BEGIN Available records

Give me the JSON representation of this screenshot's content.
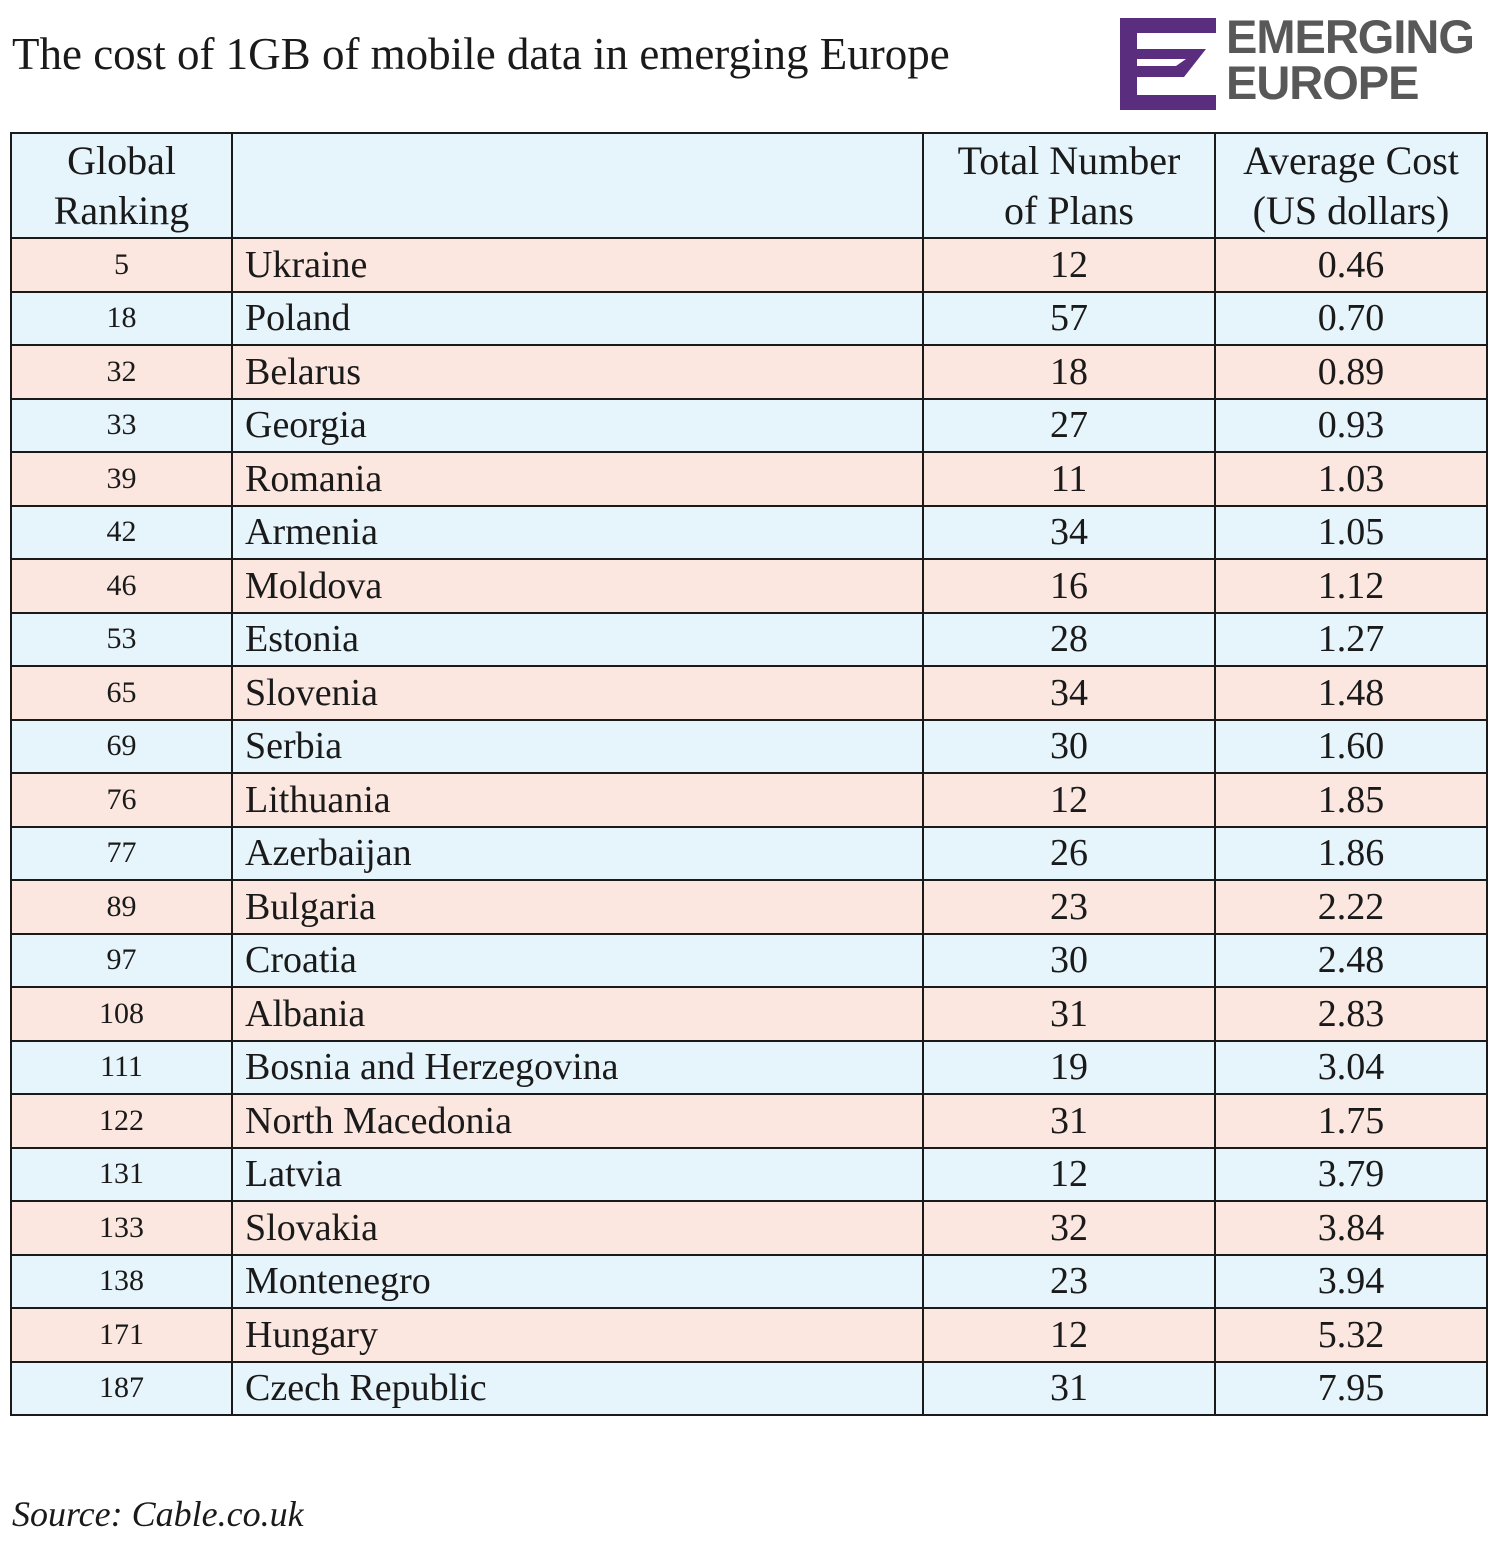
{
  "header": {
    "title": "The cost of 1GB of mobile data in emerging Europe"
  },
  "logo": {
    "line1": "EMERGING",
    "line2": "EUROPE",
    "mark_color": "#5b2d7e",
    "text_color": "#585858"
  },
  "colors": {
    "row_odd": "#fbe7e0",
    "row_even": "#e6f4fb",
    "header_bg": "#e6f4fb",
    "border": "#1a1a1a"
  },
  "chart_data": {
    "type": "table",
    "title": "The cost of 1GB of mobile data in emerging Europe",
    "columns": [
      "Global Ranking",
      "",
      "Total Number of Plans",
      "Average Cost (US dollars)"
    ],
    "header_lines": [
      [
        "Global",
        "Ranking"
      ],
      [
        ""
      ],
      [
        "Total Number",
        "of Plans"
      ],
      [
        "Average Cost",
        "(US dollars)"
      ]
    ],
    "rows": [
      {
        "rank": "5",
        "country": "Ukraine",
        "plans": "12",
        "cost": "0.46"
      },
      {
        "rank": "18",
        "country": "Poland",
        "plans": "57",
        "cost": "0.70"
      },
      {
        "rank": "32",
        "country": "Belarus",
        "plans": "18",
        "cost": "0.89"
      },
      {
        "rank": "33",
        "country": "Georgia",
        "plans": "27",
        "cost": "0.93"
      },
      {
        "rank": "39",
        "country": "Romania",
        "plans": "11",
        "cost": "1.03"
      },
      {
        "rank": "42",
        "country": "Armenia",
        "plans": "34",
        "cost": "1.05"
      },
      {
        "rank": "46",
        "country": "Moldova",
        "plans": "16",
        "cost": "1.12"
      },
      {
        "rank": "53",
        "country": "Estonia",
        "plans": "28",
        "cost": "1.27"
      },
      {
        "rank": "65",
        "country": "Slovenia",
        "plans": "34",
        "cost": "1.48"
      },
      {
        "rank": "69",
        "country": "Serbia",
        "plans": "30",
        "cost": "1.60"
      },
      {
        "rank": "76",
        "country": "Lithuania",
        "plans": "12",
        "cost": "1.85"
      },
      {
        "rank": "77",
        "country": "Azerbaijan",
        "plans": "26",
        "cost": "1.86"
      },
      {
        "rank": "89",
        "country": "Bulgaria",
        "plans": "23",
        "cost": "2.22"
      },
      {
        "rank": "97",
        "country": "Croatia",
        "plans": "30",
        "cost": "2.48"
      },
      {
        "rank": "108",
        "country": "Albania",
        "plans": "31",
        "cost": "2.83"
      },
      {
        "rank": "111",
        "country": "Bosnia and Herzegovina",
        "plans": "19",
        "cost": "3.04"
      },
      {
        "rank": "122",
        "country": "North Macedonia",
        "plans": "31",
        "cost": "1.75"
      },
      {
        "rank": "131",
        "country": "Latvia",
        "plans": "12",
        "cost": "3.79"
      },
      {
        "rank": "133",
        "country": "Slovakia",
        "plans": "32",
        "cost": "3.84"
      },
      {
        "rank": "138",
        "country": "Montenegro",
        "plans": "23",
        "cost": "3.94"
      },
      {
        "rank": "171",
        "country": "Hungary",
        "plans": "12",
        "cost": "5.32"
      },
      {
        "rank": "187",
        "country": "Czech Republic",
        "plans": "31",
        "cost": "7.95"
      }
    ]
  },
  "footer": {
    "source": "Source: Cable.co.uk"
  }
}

END Available records

◆ Description of the task
Omit the pictures. Output every record above word for word.

◆ Answer
Give me the JSON representation of this screenshot's content.
{
  "header": {
    "title": "The cost of 1GB of mobile data in emerging Europe"
  },
  "logo": {
    "line1": "EMERGING",
    "line2": "EUROPE",
    "mark_color": "#5b2d7e",
    "text_color": "#585858"
  },
  "colors": {
    "row_odd": "#fbe7e0",
    "row_even": "#e6f4fb",
    "header_bg": "#e6f4fb",
    "border": "#1a1a1a"
  },
  "chart_data": {
    "type": "table",
    "title": "The cost of 1GB of mobile data in emerging Europe",
    "columns": [
      "Global Ranking",
      "",
      "Total Number of Plans",
      "Average Cost (US dollars)"
    ],
    "header_lines": [
      [
        "Global",
        "Ranking"
      ],
      [
        ""
      ],
      [
        "Total Number",
        "of Plans"
      ],
      [
        "Average Cost",
        "(US dollars)"
      ]
    ],
    "rows": [
      {
        "rank": "5",
        "country": "Ukraine",
        "plans": "12",
        "cost": "0.46"
      },
      {
        "rank": "18",
        "country": "Poland",
        "plans": "57",
        "cost": "0.70"
      },
      {
        "rank": "32",
        "country": "Belarus",
        "plans": "18",
        "cost": "0.89"
      },
      {
        "rank": "33",
        "country": "Georgia",
        "plans": "27",
        "cost": "0.93"
      },
      {
        "rank": "39",
        "country": "Romania",
        "plans": "11",
        "cost": "1.03"
      },
      {
        "rank": "42",
        "country": "Armenia",
        "plans": "34",
        "cost": "1.05"
      },
      {
        "rank": "46",
        "country": "Moldova",
        "plans": "16",
        "cost": "1.12"
      },
      {
        "rank": "53",
        "country": "Estonia",
        "plans": "28",
        "cost": "1.27"
      },
      {
        "rank": "65",
        "country": "Slovenia",
        "plans": "34",
        "cost": "1.48"
      },
      {
        "rank": "69",
        "country": "Serbia",
        "plans": "30",
        "cost": "1.60"
      },
      {
        "rank": "76",
        "country": "Lithuania",
        "plans": "12",
        "cost": "1.85"
      },
      {
        "rank": "77",
        "country": "Azerbaijan",
        "plans": "26",
        "cost": "1.86"
      },
      {
        "rank": "89",
        "country": "Bulgaria",
        "plans": "23",
        "cost": "2.22"
      },
      {
        "rank": "97",
        "country": "Croatia",
        "plans": "30",
        "cost": "2.48"
      },
      {
        "rank": "108",
        "country": "Albania",
        "plans": "31",
        "cost": "2.83"
      },
      {
        "rank": "111",
        "country": "Bosnia and Herzegovina",
        "plans": "19",
        "cost": "3.04"
      },
      {
        "rank": "122",
        "country": "North Macedonia",
        "plans": "31",
        "cost": "1.75"
      },
      {
        "rank": "131",
        "country": "Latvia",
        "plans": "12",
        "cost": "3.79"
      },
      {
        "rank": "133",
        "country": "Slovakia",
        "plans": "32",
        "cost": "3.84"
      },
      {
        "rank": "138",
        "country": "Montenegro",
        "plans": "23",
        "cost": "3.94"
      },
      {
        "rank": "171",
        "country": "Hungary",
        "plans": "12",
        "cost": "5.32"
      },
      {
        "rank": "187",
        "country": "Czech Republic",
        "plans": "31",
        "cost": "7.95"
      }
    ]
  },
  "footer": {
    "source": "Source: Cable.co.uk"
  }
}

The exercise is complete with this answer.